→ Material for this exercise
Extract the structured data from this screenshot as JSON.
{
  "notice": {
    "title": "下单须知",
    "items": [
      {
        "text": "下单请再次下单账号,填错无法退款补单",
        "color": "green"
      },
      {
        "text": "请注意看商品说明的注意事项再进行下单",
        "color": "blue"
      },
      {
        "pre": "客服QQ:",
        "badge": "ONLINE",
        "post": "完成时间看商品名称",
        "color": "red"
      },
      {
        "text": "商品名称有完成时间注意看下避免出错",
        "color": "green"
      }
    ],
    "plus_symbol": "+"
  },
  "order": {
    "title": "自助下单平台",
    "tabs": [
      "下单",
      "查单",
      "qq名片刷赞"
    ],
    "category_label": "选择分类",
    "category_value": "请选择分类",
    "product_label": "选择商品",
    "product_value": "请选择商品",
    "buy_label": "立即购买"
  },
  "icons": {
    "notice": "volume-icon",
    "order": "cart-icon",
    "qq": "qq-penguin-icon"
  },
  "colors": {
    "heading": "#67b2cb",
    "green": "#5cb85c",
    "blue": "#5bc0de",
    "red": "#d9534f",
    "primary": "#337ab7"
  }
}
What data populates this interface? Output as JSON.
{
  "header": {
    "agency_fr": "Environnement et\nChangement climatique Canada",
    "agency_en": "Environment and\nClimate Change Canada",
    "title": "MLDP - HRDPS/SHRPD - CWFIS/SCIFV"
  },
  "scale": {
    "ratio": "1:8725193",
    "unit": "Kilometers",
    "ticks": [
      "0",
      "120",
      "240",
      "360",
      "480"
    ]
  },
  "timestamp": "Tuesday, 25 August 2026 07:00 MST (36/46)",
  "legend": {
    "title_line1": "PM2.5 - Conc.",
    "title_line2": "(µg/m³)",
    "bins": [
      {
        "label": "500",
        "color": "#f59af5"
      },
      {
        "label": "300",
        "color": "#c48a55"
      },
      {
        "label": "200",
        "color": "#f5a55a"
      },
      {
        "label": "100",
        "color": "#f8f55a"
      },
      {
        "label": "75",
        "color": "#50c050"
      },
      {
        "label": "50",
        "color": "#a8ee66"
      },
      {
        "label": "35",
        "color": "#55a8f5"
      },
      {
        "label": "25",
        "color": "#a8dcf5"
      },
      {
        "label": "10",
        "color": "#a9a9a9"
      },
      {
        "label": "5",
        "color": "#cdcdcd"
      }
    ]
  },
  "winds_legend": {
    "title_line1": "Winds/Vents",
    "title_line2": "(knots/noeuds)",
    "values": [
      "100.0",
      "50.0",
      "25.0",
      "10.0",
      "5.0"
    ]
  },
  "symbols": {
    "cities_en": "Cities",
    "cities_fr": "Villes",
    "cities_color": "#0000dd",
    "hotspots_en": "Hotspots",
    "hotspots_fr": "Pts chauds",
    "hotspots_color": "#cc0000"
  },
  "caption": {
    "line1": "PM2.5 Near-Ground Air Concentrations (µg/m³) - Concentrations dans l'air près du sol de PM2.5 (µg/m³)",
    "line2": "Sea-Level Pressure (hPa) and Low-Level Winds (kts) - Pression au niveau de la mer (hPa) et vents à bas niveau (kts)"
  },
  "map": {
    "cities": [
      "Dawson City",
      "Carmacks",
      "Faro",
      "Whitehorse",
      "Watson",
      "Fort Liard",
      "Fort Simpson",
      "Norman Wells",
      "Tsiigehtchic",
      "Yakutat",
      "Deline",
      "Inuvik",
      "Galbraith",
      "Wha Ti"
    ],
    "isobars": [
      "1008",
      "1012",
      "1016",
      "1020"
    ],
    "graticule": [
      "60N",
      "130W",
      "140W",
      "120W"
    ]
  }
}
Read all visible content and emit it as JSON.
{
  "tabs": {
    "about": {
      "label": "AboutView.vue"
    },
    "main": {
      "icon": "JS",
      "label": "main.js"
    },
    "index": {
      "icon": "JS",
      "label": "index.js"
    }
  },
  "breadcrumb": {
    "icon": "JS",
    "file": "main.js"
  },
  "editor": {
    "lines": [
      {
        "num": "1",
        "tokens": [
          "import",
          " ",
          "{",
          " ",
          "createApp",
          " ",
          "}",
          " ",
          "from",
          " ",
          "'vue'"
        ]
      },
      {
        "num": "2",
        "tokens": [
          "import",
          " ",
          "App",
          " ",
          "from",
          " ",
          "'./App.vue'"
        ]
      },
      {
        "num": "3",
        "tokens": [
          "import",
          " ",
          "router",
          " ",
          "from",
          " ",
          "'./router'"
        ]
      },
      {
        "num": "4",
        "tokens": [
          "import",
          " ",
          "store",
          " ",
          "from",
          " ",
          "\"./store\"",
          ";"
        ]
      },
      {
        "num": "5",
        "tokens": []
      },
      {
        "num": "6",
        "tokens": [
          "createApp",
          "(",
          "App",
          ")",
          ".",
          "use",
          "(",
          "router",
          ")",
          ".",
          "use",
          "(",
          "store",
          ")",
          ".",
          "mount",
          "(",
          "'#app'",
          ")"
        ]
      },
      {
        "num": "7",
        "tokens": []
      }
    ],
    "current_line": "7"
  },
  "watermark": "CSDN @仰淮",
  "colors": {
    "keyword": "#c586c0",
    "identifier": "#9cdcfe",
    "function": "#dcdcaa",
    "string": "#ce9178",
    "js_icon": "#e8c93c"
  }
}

→ Stated task
Word for word, quote all of the data above.

→ Answer below
Extract the structured data from this screenshot as JSON.
{
  "notice": {
    "title": "下单须知",
    "items": [
      {
        "text": "下单请再次下单账号,填错无法退款补单",
        "color": "green"
      },
      {
        "text": "请注意看商品说明的注意事项再进行下单",
        "color": "blue"
      },
      {
        "pre": "客服QQ:",
        "badge": "ONLINE",
        "post": "完成时间看商品名称",
        "color": "red"
      },
      {
        "text": "商品名称有完成时间注意看下避免出错",
        "color": "green"
      }
    ],
    "plus_symbol": "+"
  },
  "order": {
    "title": "自助下单平台",
    "tabs": [
      "下单",
      "查单",
      "qq名片刷赞"
    ],
    "category_label": "选择分类",
    "category_value": "请选择分类",
    "product_label": "选择商品",
    "product_value": "请选择商品",
    "buy_label": "立即购买"
  },
  "icons": {
    "notice": "volume-icon",
    "order": "cart-icon",
    "qq": "qq-penguin-icon"
  },
  "colors": {
    "heading": "#67b2cb",
    "green": "#5cb85c",
    "blue": "#5bc0de",
    "red": "#d9534f",
    "primary": "#337ab7"
  }
}
What data populates this interface? Output as JSON.
{
  "header": {
    "agency_fr": "Environnement et\nChangement climatique Canada",
    "agency_en": "Environment and\nClimate Change Canada",
    "title": "MLDP - HRDPS/SHRPD - CWFIS/SCIFV"
  },
  "scale": {
    "ratio": "1:8725193",
    "unit": "Kilometers",
    "ticks": [
      "0",
      "120",
      "240",
      "360",
      "480"
    ]
  },
  "timestamp": "Tuesday, 25 August 2026 07:00 MST (36/46)",
  "legend": {
    "title_line1": "PM2.5 - Conc.",
    "title_line2": "(µg/m³)",
    "bins": [
      {
        "label": "500",
        "color": "#f59af5"
      },
      {
        "label": "300",
        "color": "#c48a55"
      },
      {
        "label": "200",
        "color": "#f5a55a"
      },
      {
        "label": "100",
        "color": "#f8f55a"
      },
      {
        "label": "75",
        "color": "#50c050"
      },
      {
        "label": "50",
        "color": "#a8ee66"
      },
      {
        "label": "35",
        "color": "#55a8f5"
      },
      {
        "label": "25",
        "color": "#a8dcf5"
      },
      {
        "label": "10",
        "color": "#a9a9a9"
      },
      {
        "label": "5",
        "color": "#cdcdcd"
      }
    ]
  },
  "winds_legend": {
    "title_line1": "Winds/Vents",
    "title_line2": "(knots/noeuds)",
    "values": [
      "100.0",
      "50.0",
      "25.0",
      "10.0",
      "5.0"
    ]
  },
  "symbols": {
    "cities_en": "Cities",
    "cities_fr": "Villes",
    "cities_color": "#0000dd",
    "hotspots_en": "Hotspots",
    "hotspots_fr": "Pts chauds",
    "hotspots_color": "#cc0000"
  },
  "caption": {
    "line1": "PM2.5 Near-Ground Air Concentrations (µg/m³) - Concentrations dans l'air près du sol de PM2.5 (µg/m³)",
    "line2": "Sea-Level Pressure (hPa) and Low-Level Winds (kts) - Pression au niveau de la mer (hPa) et vents à bas niveau (kts)"
  },
  "map": {
    "cities": [
      "Dawson City",
      "Carmacks",
      "Faro",
      "Whitehorse",
      "Watson",
      "Fort Liard",
      "Fort Simpson",
      "Norman Wells",
      "Tsiigehtchic",
      "Yakutat",
      "Deline",
      "Inuvik",
      "Galbraith",
      "Wha Ti"
    ],
    "isobars": [
      "1008",
      "1012",
      "1016",
      "1020"
    ],
    "graticule": [
      "60N",
      "130W",
      "140W",
      "120W"
    ]
  }
}
Read all visible content and emit it as JSON.
{
  "tabs": {
    "about": {
      "label": "AboutView.vue"
    },
    "main": {
      "icon": "JS",
      "label": "main.js"
    },
    "index": {
      "icon": "JS",
      "label": "index.js"
    }
  },
  "breadcrumb": {
    "icon": "JS",
    "file": "main.js"
  },
  "editor": {
    "lines": [
      {
        "num": "1",
        "tokens": [
          "import",
          " ",
          "{",
          " ",
          "createApp",
          " ",
          "}",
          " ",
          "from",
          " ",
          "'vue'"
        ]
      },
      {
        "num": "2",
        "tokens": [
          "import",
          " ",
          "App",
          " ",
          "from",
          " ",
          "'./App.vue'"
        ]
      },
      {
        "num": "3",
        "tokens": [
          "import",
          " ",
          "router",
          " ",
          "from",
          " ",
          "'./router'"
        ]
      },
      {
        "num": "4",
        "tokens": [
          "import",
          " ",
          "store",
          " ",
          "from",
          " ",
          "\"./store\"",
          ";"
        ]
      },
      {
        "num": "5",
        "tokens": []
      },
      {
        "num": "6",
        "tokens": [
          "createApp",
          "(",
          "App",
          ")",
          ".",
          "use",
          "(",
          "router",
          ")",
          ".",
          "use",
          "(",
          "store",
          ")",
          ".",
          "mount",
          "(",
          "'#app'",
          ")"
        ]
      },
      {
        "num": "7",
        "tokens": []
      }
    ],
    "current_line": "7"
  },
  "watermark": "CSDN @仰淮",
  "colors": {
    "keyword": "#c586c0",
    "identifier": "#9cdcfe",
    "function": "#dcdcaa",
    "string": "#ce9178",
    "js_icon": "#e8c93c"
  }
}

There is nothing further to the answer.